→ **Given problem**
Print the listing that follows, character for character.

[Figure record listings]

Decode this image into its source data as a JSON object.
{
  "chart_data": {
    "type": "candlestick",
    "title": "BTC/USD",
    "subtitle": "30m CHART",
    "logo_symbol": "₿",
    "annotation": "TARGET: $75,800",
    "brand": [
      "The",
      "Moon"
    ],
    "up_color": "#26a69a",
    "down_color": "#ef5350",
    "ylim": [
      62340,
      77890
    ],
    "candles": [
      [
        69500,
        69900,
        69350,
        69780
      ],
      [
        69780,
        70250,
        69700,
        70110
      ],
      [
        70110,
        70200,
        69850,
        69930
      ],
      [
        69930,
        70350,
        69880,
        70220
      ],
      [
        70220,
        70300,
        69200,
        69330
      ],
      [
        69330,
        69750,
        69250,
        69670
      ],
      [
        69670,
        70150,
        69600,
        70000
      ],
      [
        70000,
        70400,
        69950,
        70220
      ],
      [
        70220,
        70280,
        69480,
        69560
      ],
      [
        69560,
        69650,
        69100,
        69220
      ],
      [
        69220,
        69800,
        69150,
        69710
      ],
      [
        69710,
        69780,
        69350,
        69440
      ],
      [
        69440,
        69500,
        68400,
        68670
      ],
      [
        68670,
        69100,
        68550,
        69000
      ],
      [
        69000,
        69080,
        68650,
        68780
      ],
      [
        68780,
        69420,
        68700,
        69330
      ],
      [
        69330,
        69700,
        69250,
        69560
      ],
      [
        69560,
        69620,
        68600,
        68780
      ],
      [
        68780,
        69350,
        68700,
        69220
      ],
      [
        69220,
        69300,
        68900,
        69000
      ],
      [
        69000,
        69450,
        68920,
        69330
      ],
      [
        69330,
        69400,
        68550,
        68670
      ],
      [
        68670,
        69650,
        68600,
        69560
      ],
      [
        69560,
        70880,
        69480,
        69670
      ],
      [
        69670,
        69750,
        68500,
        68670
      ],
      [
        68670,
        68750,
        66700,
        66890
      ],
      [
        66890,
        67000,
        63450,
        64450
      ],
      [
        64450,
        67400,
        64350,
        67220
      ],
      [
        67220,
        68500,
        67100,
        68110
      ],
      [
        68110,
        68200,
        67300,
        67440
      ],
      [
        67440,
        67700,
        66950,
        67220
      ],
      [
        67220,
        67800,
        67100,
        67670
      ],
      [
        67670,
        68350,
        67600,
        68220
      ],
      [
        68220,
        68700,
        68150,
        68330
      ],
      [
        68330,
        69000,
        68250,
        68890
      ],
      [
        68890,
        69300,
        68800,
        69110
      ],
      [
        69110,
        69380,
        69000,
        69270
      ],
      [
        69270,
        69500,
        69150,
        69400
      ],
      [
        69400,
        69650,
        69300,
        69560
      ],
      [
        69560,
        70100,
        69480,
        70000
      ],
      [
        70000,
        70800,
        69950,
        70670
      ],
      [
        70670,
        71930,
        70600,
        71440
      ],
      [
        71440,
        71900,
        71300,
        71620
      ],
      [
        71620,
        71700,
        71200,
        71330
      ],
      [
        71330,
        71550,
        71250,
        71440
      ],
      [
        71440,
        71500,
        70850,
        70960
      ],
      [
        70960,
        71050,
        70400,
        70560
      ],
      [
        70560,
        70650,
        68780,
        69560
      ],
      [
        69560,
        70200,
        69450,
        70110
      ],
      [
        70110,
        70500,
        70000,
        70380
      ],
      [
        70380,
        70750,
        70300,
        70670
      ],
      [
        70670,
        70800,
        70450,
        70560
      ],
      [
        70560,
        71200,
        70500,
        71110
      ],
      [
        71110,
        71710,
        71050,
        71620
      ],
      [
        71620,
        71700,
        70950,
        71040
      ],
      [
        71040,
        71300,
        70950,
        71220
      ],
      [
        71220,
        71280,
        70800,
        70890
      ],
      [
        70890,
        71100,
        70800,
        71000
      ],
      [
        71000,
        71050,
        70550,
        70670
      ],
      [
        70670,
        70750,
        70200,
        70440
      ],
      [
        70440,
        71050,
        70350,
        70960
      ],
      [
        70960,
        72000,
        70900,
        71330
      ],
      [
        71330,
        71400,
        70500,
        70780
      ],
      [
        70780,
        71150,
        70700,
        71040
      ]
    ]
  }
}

→ **Full answer**
Decode this image into its source data as a JSON object.
{
  "chart_data": {
    "type": "candlestick",
    "title": "BTC/USD",
    "subtitle": "30m CHART",
    "logo_symbol": "₿",
    "annotation": "TARGET: $75,800",
    "brand": [
      "The",
      "Moon"
    ],
    "up_color": "#26a69a",
    "down_color": "#ef5350",
    "ylim": [
      62340,
      77890
    ],
    "candles": [
      [
        69500,
        69900,
        69350,
        69780
      ],
      [
        69780,
        70250,
        69700,
        70110
      ],
      [
        70110,
        70200,
        69850,
        69930
      ],
      [
        69930,
        70350,
        69880,
        70220
      ],
      [
        70220,
        70300,
        69200,
        69330
      ],
      [
        69330,
        69750,
        69250,
        69670
      ],
      [
        69670,
        70150,
        69600,
        70000
      ],
      [
        70000,
        70400,
        69950,
        70220
      ],
      [
        70220,
        70280,
        69480,
        69560
      ],
      [
        69560,
        69650,
        69100,
        69220
      ],
      [
        69220,
        69800,
        69150,
        69710
      ],
      [
        69710,
        69780,
        69350,
        69440
      ],
      [
        69440,
        69500,
        68400,
        68670
      ],
      [
        68670,
        69100,
        68550,
        69000
      ],
      [
        69000,
        69080,
        68650,
        68780
      ],
      [
        68780,
        69420,
        68700,
        69330
      ],
      [
        69330,
        69700,
        69250,
        69560
      ],
      [
        69560,
        69620,
        68600,
        68780
      ],
      [
        68780,
        69350,
        68700,
        69220
      ],
      [
        69220,
        69300,
        68900,
        69000
      ],
      [
        69000,
        69450,
        68920,
        69330
      ],
      [
        69330,
        69400,
        68550,
        68670
      ],
      [
        68670,
        69650,
        68600,
        69560
      ],
      [
        69560,
        70880,
        69480,
        69670
      ],
      [
        69670,
        69750,
        68500,
        68670
      ],
      [
        68670,
        68750,
        66700,
        66890
      ],
      [
        66890,
        67000,
        63450,
        64450
      ],
      [
        64450,
        67400,
        64350,
        67220
      ],
      [
        67220,
        68500,
        67100,
        68110
      ],
      [
        68110,
        68200,
        67300,
        67440
      ],
      [
        67440,
        67700,
        66950,
        67220
      ],
      [
        67220,
        67800,
        67100,
        67670
      ],
      [
        67670,
        68350,
        67600,
        68220
      ],
      [
        68220,
        68700,
        68150,
        68330
      ],
      [
        68330,
        69000,
        68250,
        68890
      ],
      [
        68890,
        69300,
        68800,
        69110
      ],
      [
        69110,
        69380,
        69000,
        69270
      ],
      [
        69270,
        69500,
        69150,
        69400
      ],
      [
        69400,
        69650,
        69300,
        69560
      ],
      [
        69560,
        70100,
        69480,
        70000
      ],
      [
        70000,
        70800,
        69950,
        70670
      ],
      [
        70670,
        71930,
        70600,
        71440
      ],
      [
        71440,
        71900,
        71300,
        71620
      ],
      [
        71620,
        71700,
        71200,
        71330
      ],
      [
        71330,
        71550,
        71250,
        71440
      ],
      [
        71440,
        71500,
        70850,
        70960
      ],
      [
        70960,
        71050,
        70400,
        70560
      ],
      [
        70560,
        70650,
        68780,
        69560
      ],
      [
        69560,
        70200,
        69450,
        70110
      ],
      [
        70110,
        70500,
        70000,
        70380
      ],
      [
        70380,
        70750,
        70300,
        70670
      ],
      [
        70670,
        70800,
        70450,
        70560
      ],
      [
        70560,
        71200,
        70500,
        71110
      ],
      [
        71110,
        71710,
        71050,
        71620
      ],
      [
        71620,
        71700,
        70950,
        71040
      ],
      [
        71040,
        71300,
        70950,
        71220
      ],
      [
        71220,
        71280,
        70800,
        70890
      ],
      [
        70890,
        71100,
        70800,
        71000
      ],
      [
        71000,
        71050,
        70550,
        70670
      ],
      [
        70670,
        70750,
        70200,
        70440
      ],
      [
        70440,
        71050,
        70350,
        70960
      ],
      [
        70960,
        72000,
        70900,
        71330
      ],
      [
        71330,
        71400,
        70500,
        70780
      ],
      [
        70780,
        71150,
        70700,
        71040
      ]
    ]
  }
}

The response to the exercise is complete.